Task instructions: Please print every line from the one containing "Convert this screenshot" through the last line of the records below, exactly as written and nothing more.

::: Supplied material

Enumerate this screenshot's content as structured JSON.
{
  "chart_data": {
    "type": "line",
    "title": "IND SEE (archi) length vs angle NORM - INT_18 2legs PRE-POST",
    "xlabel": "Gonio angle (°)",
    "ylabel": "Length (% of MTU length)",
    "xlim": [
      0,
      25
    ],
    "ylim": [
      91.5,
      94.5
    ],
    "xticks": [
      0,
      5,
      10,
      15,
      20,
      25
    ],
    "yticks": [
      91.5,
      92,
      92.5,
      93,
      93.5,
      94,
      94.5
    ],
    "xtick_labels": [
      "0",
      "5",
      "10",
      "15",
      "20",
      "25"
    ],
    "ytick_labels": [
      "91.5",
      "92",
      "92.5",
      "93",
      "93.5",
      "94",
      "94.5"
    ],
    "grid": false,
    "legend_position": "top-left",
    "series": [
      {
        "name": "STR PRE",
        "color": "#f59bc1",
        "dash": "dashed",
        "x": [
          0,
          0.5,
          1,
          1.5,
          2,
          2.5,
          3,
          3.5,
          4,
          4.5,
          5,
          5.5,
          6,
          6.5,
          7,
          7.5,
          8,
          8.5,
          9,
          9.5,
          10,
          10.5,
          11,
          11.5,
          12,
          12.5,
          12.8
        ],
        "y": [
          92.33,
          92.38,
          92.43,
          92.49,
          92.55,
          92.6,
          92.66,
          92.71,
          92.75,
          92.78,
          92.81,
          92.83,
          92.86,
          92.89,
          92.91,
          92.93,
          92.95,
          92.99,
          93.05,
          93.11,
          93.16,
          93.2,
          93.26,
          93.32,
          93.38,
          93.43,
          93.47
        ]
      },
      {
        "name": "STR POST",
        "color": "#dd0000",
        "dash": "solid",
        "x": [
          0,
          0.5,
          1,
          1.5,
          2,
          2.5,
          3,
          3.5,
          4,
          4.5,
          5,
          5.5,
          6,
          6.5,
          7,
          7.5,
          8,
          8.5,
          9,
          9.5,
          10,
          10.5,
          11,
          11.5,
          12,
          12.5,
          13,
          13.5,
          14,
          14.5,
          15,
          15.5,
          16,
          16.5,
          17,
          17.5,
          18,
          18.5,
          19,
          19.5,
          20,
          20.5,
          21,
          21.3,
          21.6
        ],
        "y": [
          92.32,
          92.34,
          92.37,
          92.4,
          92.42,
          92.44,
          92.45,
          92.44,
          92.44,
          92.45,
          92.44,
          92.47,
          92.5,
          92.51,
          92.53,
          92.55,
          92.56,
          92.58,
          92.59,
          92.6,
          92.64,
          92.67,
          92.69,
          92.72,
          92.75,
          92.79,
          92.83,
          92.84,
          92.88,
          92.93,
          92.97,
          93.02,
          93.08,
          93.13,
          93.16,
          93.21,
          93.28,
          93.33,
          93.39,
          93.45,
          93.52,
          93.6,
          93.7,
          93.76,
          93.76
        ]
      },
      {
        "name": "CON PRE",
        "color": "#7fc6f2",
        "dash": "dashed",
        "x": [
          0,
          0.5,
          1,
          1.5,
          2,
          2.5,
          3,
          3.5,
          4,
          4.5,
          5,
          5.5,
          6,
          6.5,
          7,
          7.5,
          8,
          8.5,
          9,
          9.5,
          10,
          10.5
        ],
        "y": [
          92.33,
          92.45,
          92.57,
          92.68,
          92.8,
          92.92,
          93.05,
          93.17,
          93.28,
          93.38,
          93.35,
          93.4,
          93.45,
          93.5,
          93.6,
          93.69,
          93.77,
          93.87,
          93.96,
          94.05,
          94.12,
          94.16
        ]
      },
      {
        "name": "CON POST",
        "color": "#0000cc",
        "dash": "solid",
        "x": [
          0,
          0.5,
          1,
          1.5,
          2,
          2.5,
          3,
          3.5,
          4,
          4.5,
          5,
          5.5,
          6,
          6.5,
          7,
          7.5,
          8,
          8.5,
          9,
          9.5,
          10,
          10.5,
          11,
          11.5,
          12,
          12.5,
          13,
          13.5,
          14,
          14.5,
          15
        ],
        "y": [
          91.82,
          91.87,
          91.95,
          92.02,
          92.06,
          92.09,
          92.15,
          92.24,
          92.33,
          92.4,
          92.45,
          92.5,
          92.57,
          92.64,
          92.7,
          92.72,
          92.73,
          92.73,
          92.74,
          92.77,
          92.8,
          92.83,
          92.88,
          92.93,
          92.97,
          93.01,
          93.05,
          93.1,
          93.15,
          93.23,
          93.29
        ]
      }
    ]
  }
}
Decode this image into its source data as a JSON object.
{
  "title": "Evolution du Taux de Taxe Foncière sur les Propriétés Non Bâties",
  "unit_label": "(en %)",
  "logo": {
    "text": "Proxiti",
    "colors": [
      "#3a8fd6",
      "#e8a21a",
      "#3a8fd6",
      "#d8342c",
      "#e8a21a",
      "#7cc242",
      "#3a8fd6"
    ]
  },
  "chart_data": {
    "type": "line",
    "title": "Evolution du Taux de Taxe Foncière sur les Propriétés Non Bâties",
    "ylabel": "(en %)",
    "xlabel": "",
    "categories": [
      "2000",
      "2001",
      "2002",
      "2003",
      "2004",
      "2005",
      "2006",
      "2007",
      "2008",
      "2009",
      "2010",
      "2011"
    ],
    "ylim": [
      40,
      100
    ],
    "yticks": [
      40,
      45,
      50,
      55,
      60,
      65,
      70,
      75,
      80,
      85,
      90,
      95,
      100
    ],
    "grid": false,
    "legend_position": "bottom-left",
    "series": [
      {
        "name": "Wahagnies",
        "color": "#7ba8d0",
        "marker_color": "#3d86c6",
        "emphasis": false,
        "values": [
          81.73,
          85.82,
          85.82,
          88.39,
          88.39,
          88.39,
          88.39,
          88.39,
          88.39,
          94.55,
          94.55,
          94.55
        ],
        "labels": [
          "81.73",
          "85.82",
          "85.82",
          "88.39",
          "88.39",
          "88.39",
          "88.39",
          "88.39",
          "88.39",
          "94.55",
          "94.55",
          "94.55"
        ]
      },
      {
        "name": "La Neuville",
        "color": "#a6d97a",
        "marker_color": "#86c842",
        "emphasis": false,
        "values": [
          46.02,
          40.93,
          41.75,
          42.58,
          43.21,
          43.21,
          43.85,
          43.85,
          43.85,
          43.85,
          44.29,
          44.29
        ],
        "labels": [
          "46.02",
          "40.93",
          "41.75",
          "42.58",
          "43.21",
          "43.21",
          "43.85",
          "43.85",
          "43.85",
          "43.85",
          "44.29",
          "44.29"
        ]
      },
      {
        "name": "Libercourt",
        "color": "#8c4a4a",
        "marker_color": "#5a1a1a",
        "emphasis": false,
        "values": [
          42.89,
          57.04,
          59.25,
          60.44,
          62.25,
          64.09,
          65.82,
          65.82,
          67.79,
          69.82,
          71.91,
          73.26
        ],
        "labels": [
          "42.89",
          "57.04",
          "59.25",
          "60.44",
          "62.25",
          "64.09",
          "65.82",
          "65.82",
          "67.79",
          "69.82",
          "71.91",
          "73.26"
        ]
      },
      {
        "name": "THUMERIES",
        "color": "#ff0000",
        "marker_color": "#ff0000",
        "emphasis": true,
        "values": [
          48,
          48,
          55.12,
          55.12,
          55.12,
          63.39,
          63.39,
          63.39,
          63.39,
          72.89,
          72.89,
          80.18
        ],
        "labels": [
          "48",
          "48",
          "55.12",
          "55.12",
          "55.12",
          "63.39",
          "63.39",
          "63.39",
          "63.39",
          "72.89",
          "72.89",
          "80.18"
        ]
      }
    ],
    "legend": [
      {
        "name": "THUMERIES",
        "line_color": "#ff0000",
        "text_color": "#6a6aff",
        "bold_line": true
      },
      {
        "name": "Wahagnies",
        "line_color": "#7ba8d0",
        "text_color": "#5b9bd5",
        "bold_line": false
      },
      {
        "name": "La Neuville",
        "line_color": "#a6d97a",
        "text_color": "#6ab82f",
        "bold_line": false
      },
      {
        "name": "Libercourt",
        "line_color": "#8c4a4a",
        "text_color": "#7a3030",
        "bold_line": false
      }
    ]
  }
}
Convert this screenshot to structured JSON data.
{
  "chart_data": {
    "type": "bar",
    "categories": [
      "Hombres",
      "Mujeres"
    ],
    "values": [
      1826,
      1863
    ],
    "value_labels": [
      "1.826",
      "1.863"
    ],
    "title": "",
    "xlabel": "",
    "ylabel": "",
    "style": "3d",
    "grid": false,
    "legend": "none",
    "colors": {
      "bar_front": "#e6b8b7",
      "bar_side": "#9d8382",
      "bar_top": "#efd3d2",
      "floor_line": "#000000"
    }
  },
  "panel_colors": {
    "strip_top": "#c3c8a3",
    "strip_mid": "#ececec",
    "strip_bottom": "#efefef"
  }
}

::::::

Answer for this exercise:
Convert this screenshot to structured JSON data.
{
  "chart_data": {
    "type": "bar",
    "categories": [
      "Hombres",
      "Mujeres"
    ],
    "values": [
      1826,
      1863
    ],
    "value_labels": [
      "1.826",
      "1.863"
    ],
    "title": "",
    "xlabel": "",
    "ylabel": "",
    "style": "3d",
    "grid": false,
    "legend": "none",
    "colors": {
      "bar_front": "#e6b8b7",
      "bar_side": "#9d8382",
      "bar_top": "#efd3d2",
      "floor_line": "#000000"
    }
  },
  "panel_colors": {
    "strip_top": "#c3c8a3",
    "strip_mid": "#ececec",
    "strip_bottom": "#efefef"
  }
}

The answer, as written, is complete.